- To do
Compile every line that includes the word "Sviluppo".

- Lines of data
(begin)

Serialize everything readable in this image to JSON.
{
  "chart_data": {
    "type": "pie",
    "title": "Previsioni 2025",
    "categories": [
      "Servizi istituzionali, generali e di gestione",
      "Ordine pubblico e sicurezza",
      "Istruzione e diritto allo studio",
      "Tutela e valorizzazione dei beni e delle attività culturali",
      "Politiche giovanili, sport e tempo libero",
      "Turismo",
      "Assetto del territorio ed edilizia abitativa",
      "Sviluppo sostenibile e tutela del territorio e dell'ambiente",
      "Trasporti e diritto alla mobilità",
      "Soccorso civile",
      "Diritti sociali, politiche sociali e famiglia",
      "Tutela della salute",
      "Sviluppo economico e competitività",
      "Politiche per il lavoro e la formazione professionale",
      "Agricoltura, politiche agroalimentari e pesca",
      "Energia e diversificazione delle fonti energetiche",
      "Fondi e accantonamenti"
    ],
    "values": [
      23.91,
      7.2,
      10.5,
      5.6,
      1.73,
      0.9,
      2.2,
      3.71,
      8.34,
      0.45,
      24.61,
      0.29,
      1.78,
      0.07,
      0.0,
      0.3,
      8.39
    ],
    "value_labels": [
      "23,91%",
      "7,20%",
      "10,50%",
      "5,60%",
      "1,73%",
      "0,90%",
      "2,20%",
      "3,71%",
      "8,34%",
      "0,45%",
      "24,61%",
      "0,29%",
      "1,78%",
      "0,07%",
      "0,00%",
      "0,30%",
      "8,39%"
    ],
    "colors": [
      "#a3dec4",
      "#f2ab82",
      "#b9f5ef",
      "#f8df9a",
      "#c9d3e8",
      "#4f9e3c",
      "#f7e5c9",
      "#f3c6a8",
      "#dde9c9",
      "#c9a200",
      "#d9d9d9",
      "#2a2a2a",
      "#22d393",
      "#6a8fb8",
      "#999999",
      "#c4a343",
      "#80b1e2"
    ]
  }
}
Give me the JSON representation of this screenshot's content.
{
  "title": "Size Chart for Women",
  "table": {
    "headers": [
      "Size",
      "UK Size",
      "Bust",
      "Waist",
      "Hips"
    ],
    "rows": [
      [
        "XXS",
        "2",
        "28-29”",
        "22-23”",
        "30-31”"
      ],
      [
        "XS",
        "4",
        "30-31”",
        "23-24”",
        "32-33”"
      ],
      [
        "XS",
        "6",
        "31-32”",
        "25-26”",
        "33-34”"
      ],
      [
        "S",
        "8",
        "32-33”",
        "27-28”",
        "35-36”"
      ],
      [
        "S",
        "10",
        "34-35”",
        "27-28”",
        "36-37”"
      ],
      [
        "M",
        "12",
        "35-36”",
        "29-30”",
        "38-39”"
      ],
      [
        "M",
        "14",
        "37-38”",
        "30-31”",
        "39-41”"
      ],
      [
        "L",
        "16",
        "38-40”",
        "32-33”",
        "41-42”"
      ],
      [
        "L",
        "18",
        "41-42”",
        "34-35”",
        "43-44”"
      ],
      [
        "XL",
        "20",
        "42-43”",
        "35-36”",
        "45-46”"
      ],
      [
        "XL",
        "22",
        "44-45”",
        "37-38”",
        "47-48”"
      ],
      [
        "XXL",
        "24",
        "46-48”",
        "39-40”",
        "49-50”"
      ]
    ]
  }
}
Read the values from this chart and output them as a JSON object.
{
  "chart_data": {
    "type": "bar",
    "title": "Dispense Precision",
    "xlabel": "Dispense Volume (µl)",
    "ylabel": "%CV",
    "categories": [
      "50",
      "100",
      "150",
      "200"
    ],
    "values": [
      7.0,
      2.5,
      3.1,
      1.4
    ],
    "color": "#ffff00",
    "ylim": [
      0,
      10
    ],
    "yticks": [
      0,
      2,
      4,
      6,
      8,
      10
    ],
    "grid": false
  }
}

(end)

- Solution
      "Sviluppo sostenibile e tutela del territorio e dell'ambiente",
      "Sviluppo economico e competitività",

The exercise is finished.